What is needed
Your task is to copy every line of the entries that contains "动态列表优化".

Dataset entries
+===+

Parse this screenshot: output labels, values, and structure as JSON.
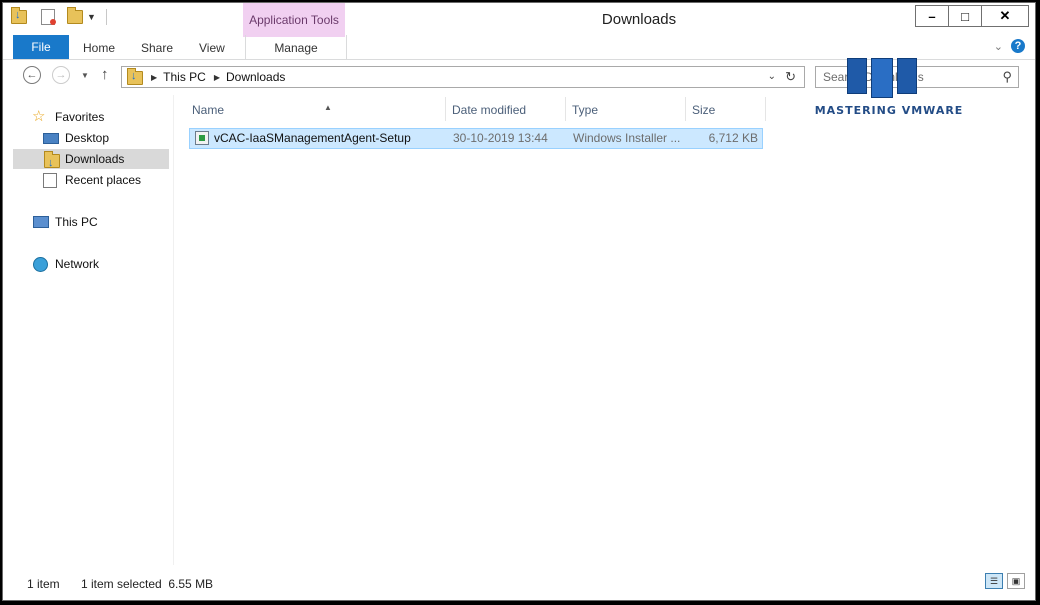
{
  "window": {
    "title": "Downloads"
  },
  "quick_access": {
    "icons": [
      "downloads-folder-icon",
      "properties-icon",
      "new-folder-icon",
      "customize-dropdown-icon"
    ]
  },
  "ribbon": {
    "file_label": "File",
    "tabs": [
      "Home",
      "Share",
      "View"
    ],
    "context_group": "Application Tools",
    "context_tab": "Manage"
  },
  "address_bar": {
    "crumbs": [
      "This PC",
      "Downloads"
    ]
  },
  "search": {
    "placeholder": "Search Downloads"
  },
  "nav_pane": {
    "favorites": "Favorites",
    "favorites_items": [
      "Desktop",
      "Downloads",
      "Recent places"
    ],
    "selected": "Downloads",
    "this_pc": "This PC",
    "network": "Network"
  },
  "columns": [
    "Name",
    "Date modified",
    "Type",
    "Size"
  ],
  "files": [
    {
      "name": "vCAC-IaaSManagementAgent-Setup",
      "date": "30-10-2019 13:44",
      "type": "Windows Installer ...",
      "size": "6,712 KB"
    }
  ],
  "status": {
    "count": "1 item",
    "selection": "1 item selected  6.55 MB"
  },
  "watermark": {
    "text": "MASTERING VMWARE"
  },
  "colors": {
    "accent": "#1979ca",
    "context_tab": "#f1d0f1",
    "selection": "#cce8ff"
  }
}
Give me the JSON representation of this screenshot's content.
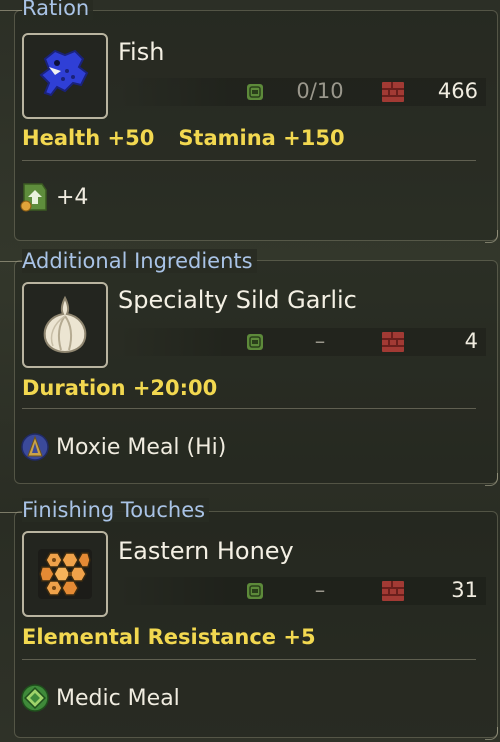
{
  "ration": {
    "section_title": "Ration",
    "item_name": "Fish",
    "item_icon": "fish-icon",
    "pouch_count": "0/10",
    "box_count": "466",
    "effects": [
      "Health +50",
      "Stamina +150"
    ],
    "bonus": "+4",
    "bonus_icon": "upgrade-scroll-icon"
  },
  "additional": {
    "section_title": "Additional Ingredients",
    "item_name": "Specialty Sild Garlic",
    "item_icon": "garlic-icon",
    "pouch_count": "–",
    "box_count": "4",
    "effect": "Duration +20:00",
    "skill": "Moxie Meal (Hi)",
    "skill_icon": "moxie-meal-icon"
  },
  "finishing": {
    "section_title": "Finishing Touches",
    "item_name": "Eastern Honey",
    "item_icon": "honey-icon",
    "pouch_count": "–",
    "box_count": "31",
    "effect": "Elemental Resistance +5",
    "skill": "Medic Meal",
    "skill_icon": "medic-meal-icon"
  },
  "colors": {
    "section_title": "#a9c3e6",
    "effect_text": "#f2d850",
    "pouch_icon": "#5d8a3a",
    "box_icon": "#a23a34"
  }
}
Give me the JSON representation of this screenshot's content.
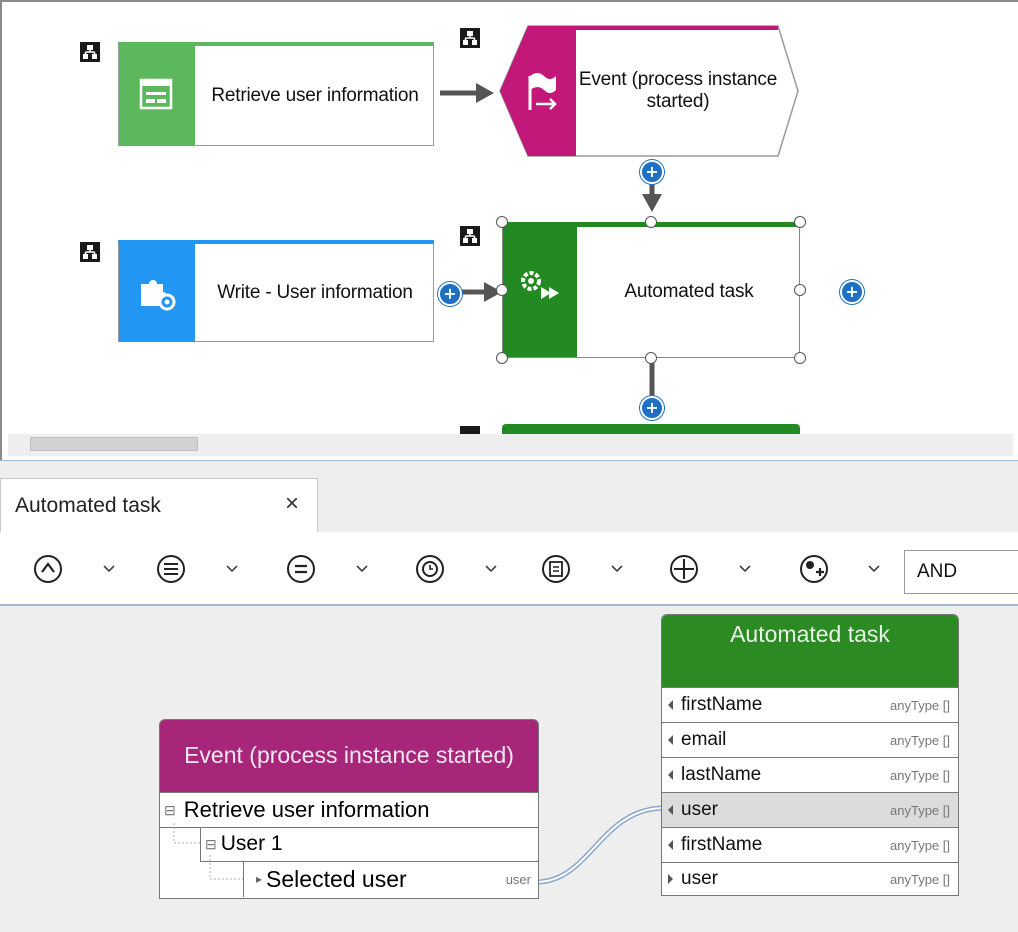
{
  "process": {
    "nodes": {
      "retrieve": {
        "label": "Retrieve user information",
        "color": "#5cb85c"
      },
      "event": {
        "label": "Event (process instance started)",
        "color": "#c2187a"
      },
      "write": {
        "label": "Write - User information",
        "color": "#2196f3"
      },
      "automated": {
        "label": "Automated task",
        "color": "#238a23"
      }
    }
  },
  "tab": {
    "label": "Automated task",
    "close": "×"
  },
  "toolbar": {
    "buttons": [
      "caret-up-icon",
      "list-icon",
      "equals-icon",
      "clock-icon",
      "document-icon",
      "plus-circle-icon",
      "star-plus-icon"
    ],
    "operator_value": "AND"
  },
  "mapping": {
    "source": {
      "title": "Event (process instance started)",
      "color": "#a8267a",
      "tree": [
        {
          "label": "Retrieve user information",
          "expander": "⊟"
        },
        {
          "label": "User 1",
          "expander": "⊟"
        },
        {
          "label": "Selected user",
          "type": "user"
        }
      ]
    },
    "target": {
      "title": "Automated task",
      "color": "#2b8a22",
      "rows": [
        {
          "label": "firstName",
          "type": "anyType []"
        },
        {
          "label": "email",
          "type": "anyType []"
        },
        {
          "label": "lastName",
          "type": "anyType []"
        },
        {
          "label": "user",
          "type": "anyType []"
        },
        {
          "label": "firstName",
          "type": "anyType []"
        },
        {
          "label": "user",
          "type": "anyType []"
        }
      ]
    }
  }
}
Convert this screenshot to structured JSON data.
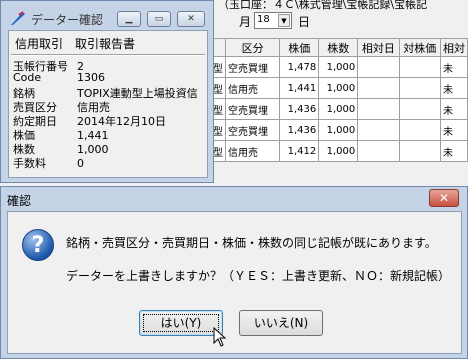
{
  "background": {
    "top_text": "（玉口座：４Ｃ\\株式管理\\宝帳記録\\宝帳記",
    "month_label": "月",
    "day_value": "18",
    "day_label": "日",
    "table": {
      "columns": [
        "区分",
        "株価",
        "株数",
        "相対日",
        "対株価",
        "相対"
      ],
      "rows": [
        [
          "型",
          "空売買埋",
          "1,478",
          "1,000",
          "",
          "",
          "未"
        ],
        [
          "型",
          "信用売",
          "1,441",
          "1,000",
          "",
          "",
          "未"
        ],
        [
          "型",
          "空売買埋",
          "1,436",
          "1,000",
          "",
          "",
          "未"
        ],
        [
          "型",
          "空売買埋",
          "1,436",
          "1,000",
          "",
          "",
          "未"
        ],
        [
          "型",
          "信用売",
          "1,412",
          "1,000",
          "",
          "",
          "未"
        ]
      ]
    }
  },
  "data_window": {
    "title": "データー確認",
    "header": "信用取引　取引報告書",
    "fields": [
      {
        "label": "玉帳行番号",
        "value": "2"
      },
      {
        "label": "Code",
        "value": "1306"
      },
      {
        "label": "銘柄",
        "value": "TOPIX連動型上場投資信"
      },
      {
        "label": "売買区分",
        "value": "信用売"
      },
      {
        "label": "約定期日",
        "value": "2014年12月10日"
      },
      {
        "label": "株価",
        "value": "1,441"
      },
      {
        "label": "株数",
        "value": "1,000"
      },
      {
        "label": "手数料",
        "value": "0"
      }
    ]
  },
  "dialog": {
    "title": "確認",
    "close_label": "✕",
    "message_line1": "銘柄・売買区分・売買期日・株価・株数の同じ記帳が既にあります。",
    "message_line2": "データーを上書きしますか？（ＹＥＳ：上書き更新、ＮＯ：新規記帳）",
    "yes_label": "はい(Y)",
    "no_label": "いいえ(N)"
  },
  "colors": {
    "accent": "#1d55a8",
    "close": "#c75040",
    "frame": "#c4d4e6"
  }
}
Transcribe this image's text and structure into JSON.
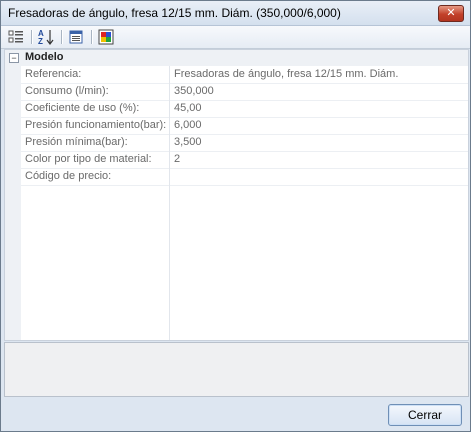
{
  "window": {
    "title": "Fresadoras de ángulo, fresa 12/15 mm. Diám. (350,000/6,000)",
    "close_glyph": "✕"
  },
  "toolbar": {
    "buttons": [
      {
        "icon": "categorized-view-icon"
      },
      {
        "icon": "alphabetical-sort-icon"
      },
      {
        "icon": "property-pages-icon"
      },
      {
        "icon": "color-palette-icon"
      }
    ]
  },
  "grid": {
    "category": {
      "label": "Modelo",
      "toggle_glyph": "−"
    },
    "properties": [
      {
        "name": "Referencia:",
        "value": "Fresadoras de ángulo, fresa 12/15 mm. Diám."
      },
      {
        "name": "Consumo (l/min):",
        "value": "350,000"
      },
      {
        "name": "Coeficiente de uso (%):",
        "value": "45,00"
      },
      {
        "name": "Presión funcionamiento(bar):",
        "value": "6,000"
      },
      {
        "name": "Presión mínima(bar):",
        "value": "3,500"
      },
      {
        "name": "Color por tipo de material:",
        "value": "2"
      },
      {
        "name": "Código de precio:",
        "value": ""
      }
    ]
  },
  "footer": {
    "close_label": "Cerrar"
  }
}
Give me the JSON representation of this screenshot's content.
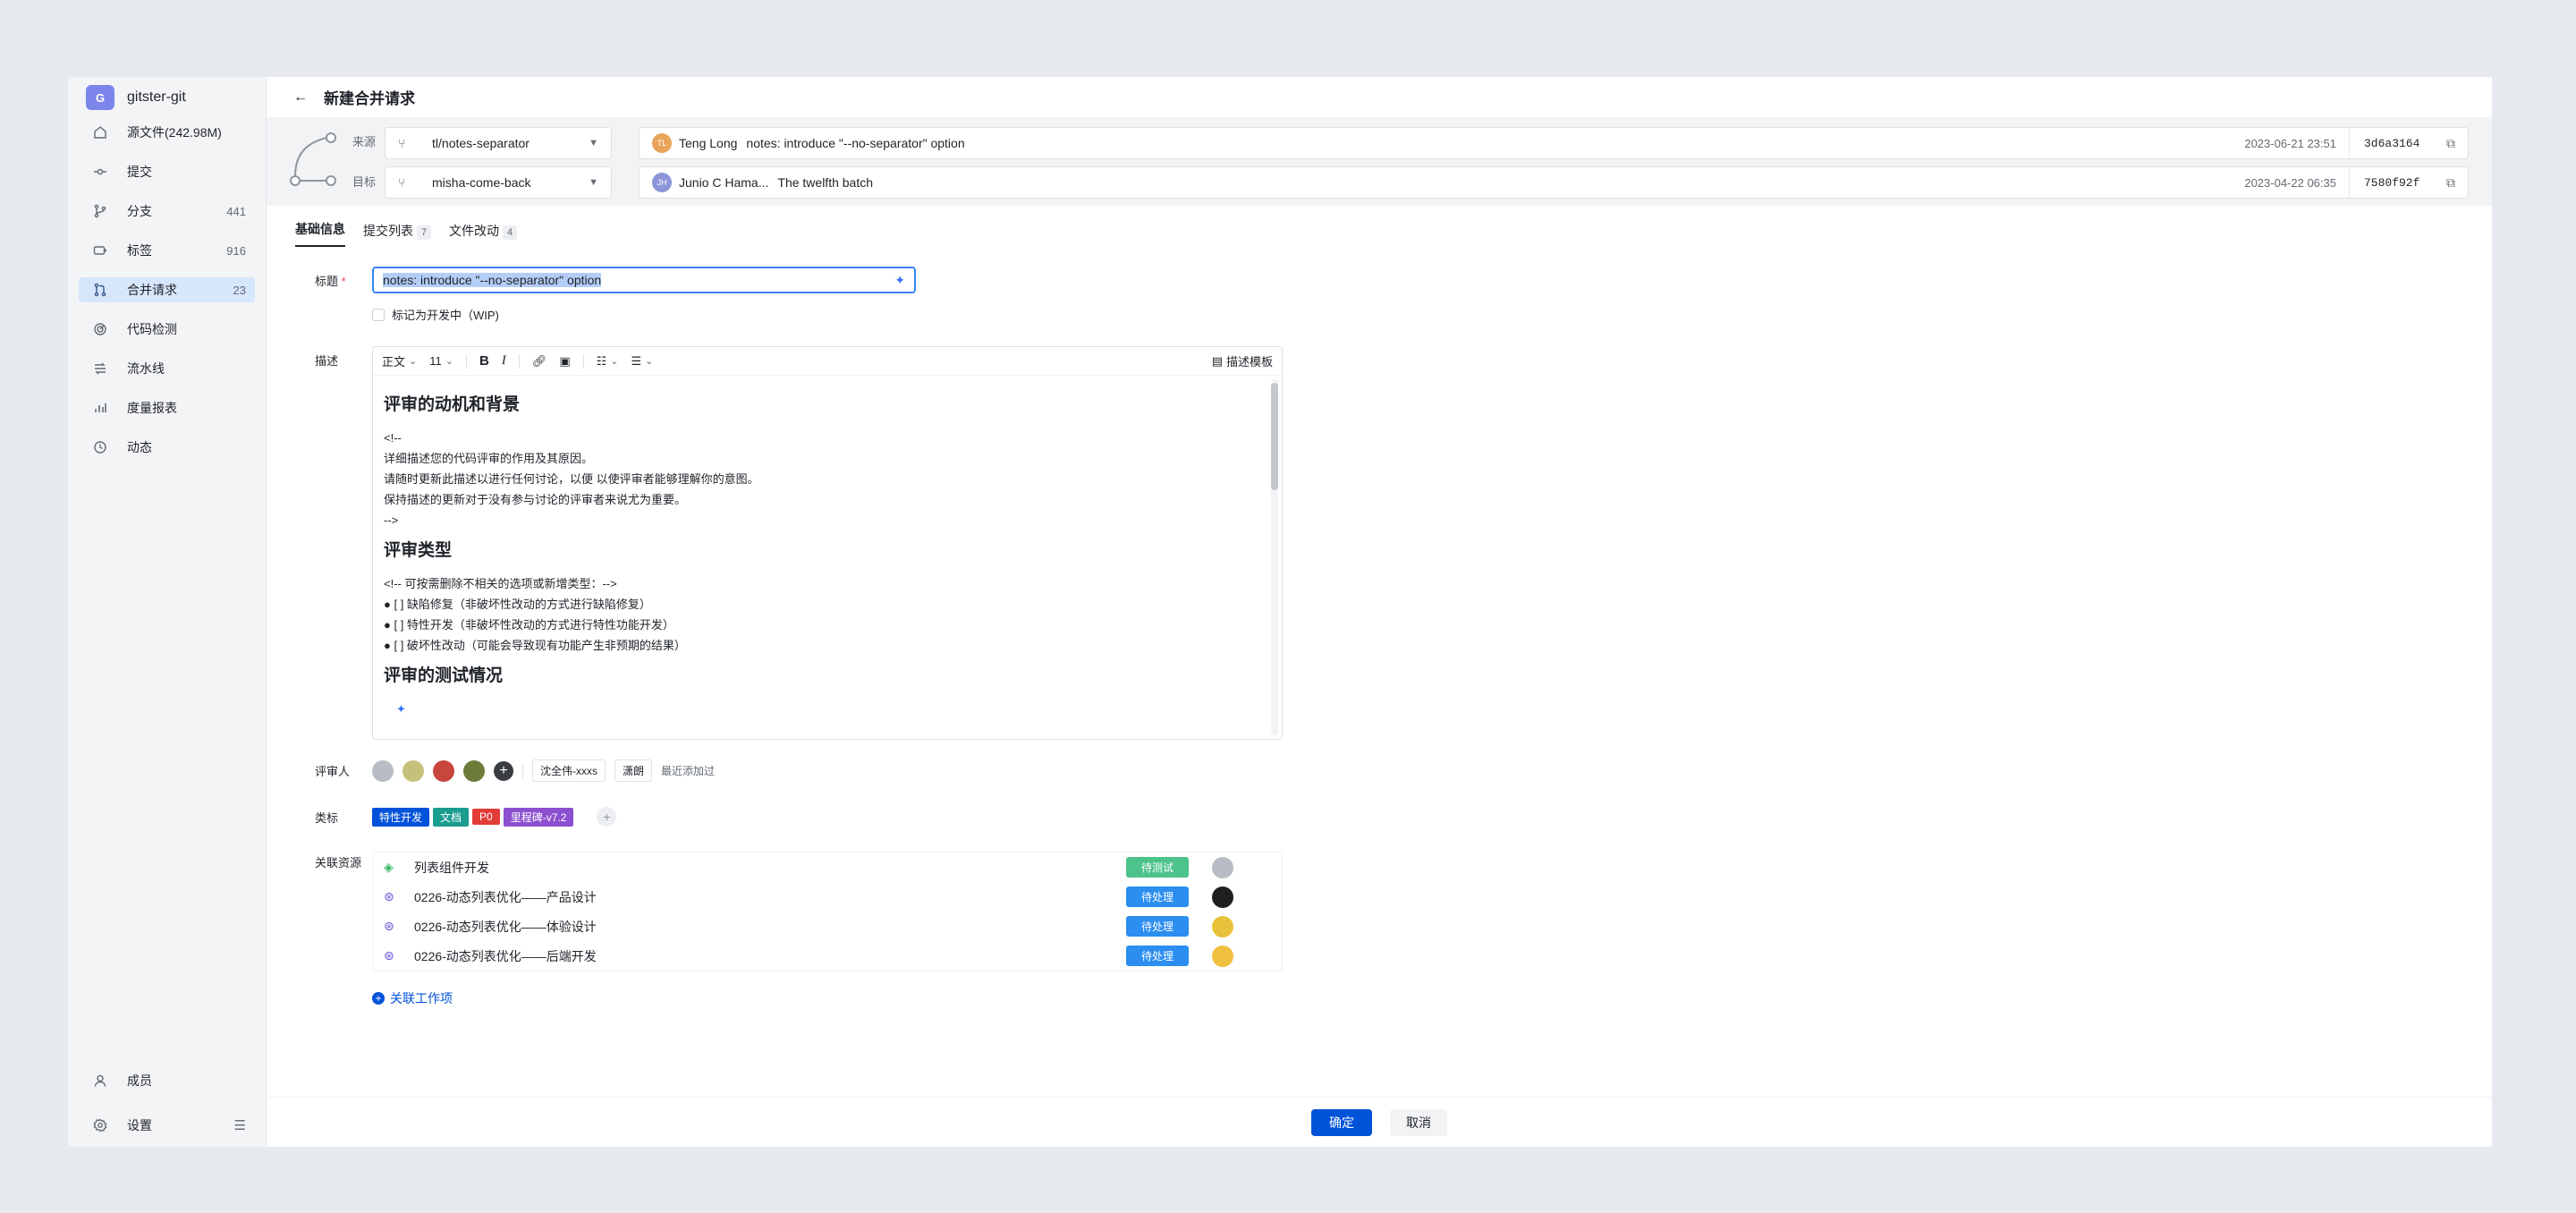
{
  "repo": {
    "initial": "G",
    "name": "gitster-git"
  },
  "sidebar": {
    "items": [
      {
        "label": "源文件(242.98M)",
        "count": ""
      },
      {
        "label": "提交",
        "count": ""
      },
      {
        "label": "分支",
        "count": "441"
      },
      {
        "label": "标签",
        "count": "916"
      },
      {
        "label": "合并请求",
        "count": "23"
      },
      {
        "label": "代码检测",
        "count": ""
      },
      {
        "label": "流水线",
        "count": ""
      },
      {
        "label": "度量报表",
        "count": ""
      },
      {
        "label": "动态",
        "count": ""
      }
    ],
    "bottom": [
      {
        "label": "成员"
      },
      {
        "label": "设置"
      }
    ]
  },
  "header": {
    "title": "新建合并请求"
  },
  "branches": {
    "source_label": "来源",
    "target_label": "目标",
    "source": {
      "branch": "tl/notes-separator",
      "avatar": "TL",
      "author": "Teng Long",
      "message": "notes: introduce \"--no-separator\" option",
      "date": "2023-06-21 23:51",
      "hash": "3d6a3164"
    },
    "target": {
      "branch": "misha-come-back",
      "avatar": "JH",
      "author": "Junio C Hama...",
      "message": "The twelfth batch",
      "date": "2023-04-22 06:35",
      "hash": "7580f92f"
    }
  },
  "tabs": [
    {
      "label": "基础信息",
      "badge": ""
    },
    {
      "label": "提交列表",
      "badge": "7"
    },
    {
      "label": "文件改动",
      "badge": "4"
    }
  ],
  "form": {
    "title_label": "标题",
    "title_required": "*",
    "title_value": "notes: introduce \"--no-separator\" option",
    "wip_label": "标记为开发中（WIP)",
    "desc_label": "描述",
    "reviewers_label": "评审人",
    "labels_label": "类标",
    "resources_label": "关联资源"
  },
  "toolbar": {
    "style": "正文",
    "size": "11",
    "template": "描述模板"
  },
  "editor": {
    "h1": "评审的动机和背景",
    "p1": [
      "<!--",
      "详细描述您的代码评审的作用及其原因。",
      "请随时更新此描述以进行任何讨论，以便 以使评审者能够理解你的意图。",
      "保持描述的更新对于没有参与讨论的评审者来说尤为重要。",
      "-->"
    ],
    "h2": "评审类型",
    "p2": [
      "<!-- 可按需删除不相关的选项或新增类型：-->",
      "● [ ] 缺陷修复（非破坏性改动的方式进行缺陷修复）",
      "● [ ] 特性开发（非破坏性改动的方式进行特性功能开发）",
      "● [ ] 破坏性改动（可能会导致现有功能产生非预期的结果）"
    ],
    "h3": "评审的测试情况"
  },
  "reviewers": {
    "tag1": "沈全伟-xxxs",
    "tag2": "潇朗",
    "hint": "最近添加过"
  },
  "labels": [
    {
      "text": "特性开发",
      "color": "#0052d9"
    },
    {
      "text": "文档",
      "color": "#1a9c8f"
    },
    {
      "text": "P0",
      "color": "#e23c39"
    },
    {
      "text": "里程碑-v7.2",
      "color": "#8b4fcf"
    }
  ],
  "resources": [
    {
      "name": "列表组件开发",
      "status": "待测试",
      "status_color": "#4cc38a"
    },
    {
      "name": "0226-动态列表优化——产品设计",
      "status": "待处理",
      "status_color": "#2b8ef0"
    },
    {
      "name": "0226-动态列表优化——体验设计",
      "status": "待处理",
      "status_color": "#2b8ef0"
    },
    {
      "name": "0226-动态列表优化——后端开发",
      "status": "待处理",
      "status_color": "#2b8ef0"
    }
  ],
  "link_work": "关联工作项",
  "footer": {
    "confirm": "确定",
    "cancel": "取消"
  }
}
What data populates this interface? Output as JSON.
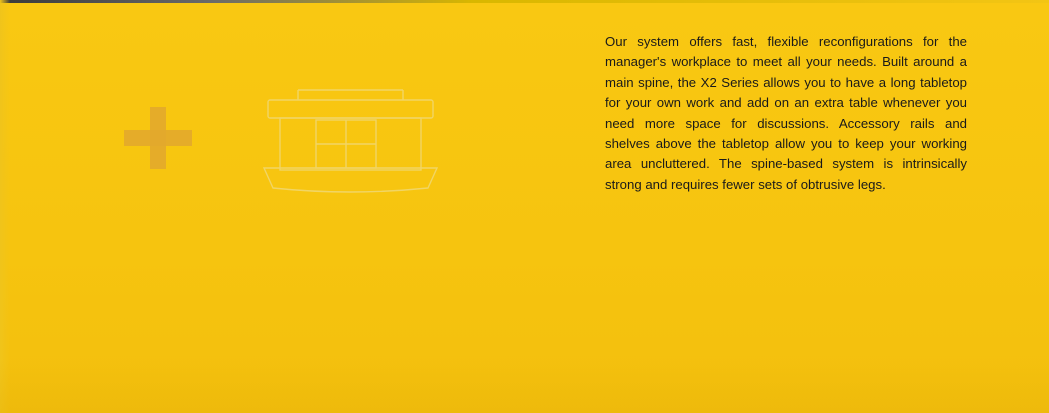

+===+

Response below
      "name": "0226-动态列表优化——产品设计",
      "name": "0226-动态列表优化——体验设计",
      "name": "0226-动态列表优化——后端开发",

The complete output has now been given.